[Records contained in a dataset]
____________
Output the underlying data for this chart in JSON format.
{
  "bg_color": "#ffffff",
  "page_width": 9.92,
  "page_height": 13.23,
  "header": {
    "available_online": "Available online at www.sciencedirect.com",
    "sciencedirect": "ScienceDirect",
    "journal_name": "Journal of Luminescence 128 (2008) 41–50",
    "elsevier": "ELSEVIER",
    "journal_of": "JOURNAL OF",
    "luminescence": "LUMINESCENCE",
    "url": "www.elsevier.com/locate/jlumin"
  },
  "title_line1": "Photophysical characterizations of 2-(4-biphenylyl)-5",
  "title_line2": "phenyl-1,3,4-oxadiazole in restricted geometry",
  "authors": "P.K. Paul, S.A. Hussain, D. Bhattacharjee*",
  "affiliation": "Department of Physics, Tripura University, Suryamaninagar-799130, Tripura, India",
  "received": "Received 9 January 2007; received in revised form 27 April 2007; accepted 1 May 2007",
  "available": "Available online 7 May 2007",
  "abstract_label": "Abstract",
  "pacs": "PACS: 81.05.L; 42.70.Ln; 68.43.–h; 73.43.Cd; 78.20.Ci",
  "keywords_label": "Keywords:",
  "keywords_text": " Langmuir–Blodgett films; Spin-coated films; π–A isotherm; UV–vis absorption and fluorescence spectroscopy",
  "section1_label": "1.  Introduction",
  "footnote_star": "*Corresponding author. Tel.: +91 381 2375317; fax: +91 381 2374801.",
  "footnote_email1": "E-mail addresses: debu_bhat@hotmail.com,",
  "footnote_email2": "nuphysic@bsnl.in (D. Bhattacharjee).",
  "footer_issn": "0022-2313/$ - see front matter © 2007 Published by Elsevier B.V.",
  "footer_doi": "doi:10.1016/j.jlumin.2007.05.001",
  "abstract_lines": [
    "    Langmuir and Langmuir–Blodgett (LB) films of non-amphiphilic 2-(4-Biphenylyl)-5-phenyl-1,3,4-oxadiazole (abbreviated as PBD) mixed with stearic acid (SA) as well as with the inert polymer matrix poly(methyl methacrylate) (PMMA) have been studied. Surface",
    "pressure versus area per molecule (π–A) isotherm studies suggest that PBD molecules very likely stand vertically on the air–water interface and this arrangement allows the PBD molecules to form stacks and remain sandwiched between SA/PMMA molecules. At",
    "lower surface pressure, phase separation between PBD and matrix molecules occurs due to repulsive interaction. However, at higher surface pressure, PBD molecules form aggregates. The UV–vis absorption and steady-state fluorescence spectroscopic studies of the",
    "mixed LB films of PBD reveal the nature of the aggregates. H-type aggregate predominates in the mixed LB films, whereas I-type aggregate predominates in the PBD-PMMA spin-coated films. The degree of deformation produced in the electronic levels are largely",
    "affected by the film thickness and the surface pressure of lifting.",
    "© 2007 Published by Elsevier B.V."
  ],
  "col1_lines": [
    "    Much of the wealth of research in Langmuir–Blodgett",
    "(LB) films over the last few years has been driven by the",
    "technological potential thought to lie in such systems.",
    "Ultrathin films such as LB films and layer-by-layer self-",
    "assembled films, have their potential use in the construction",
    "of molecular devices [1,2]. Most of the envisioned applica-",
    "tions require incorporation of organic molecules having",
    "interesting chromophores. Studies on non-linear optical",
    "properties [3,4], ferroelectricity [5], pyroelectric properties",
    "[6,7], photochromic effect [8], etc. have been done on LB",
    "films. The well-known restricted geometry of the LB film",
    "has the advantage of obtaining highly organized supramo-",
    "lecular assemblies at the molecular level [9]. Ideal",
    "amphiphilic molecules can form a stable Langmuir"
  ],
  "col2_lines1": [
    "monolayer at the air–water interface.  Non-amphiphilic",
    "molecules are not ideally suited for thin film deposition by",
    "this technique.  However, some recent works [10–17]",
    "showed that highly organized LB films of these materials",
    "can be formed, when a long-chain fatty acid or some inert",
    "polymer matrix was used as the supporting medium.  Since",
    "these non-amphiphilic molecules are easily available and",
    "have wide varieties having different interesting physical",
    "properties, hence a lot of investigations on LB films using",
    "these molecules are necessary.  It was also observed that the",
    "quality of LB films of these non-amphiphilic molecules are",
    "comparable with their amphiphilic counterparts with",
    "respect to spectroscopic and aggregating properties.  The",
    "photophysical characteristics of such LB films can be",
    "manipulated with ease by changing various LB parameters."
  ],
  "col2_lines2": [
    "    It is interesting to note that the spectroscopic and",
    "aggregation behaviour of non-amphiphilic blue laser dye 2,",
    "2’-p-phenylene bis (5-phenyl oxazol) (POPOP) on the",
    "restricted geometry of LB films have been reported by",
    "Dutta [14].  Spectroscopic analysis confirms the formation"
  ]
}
____________
### Task goal
For each line of the entries that includes "highly", show that line.

### Reply to the task
    "has the advantage of obtaining highly organized supramo-",
    "showed that highly organized LB films of these materials",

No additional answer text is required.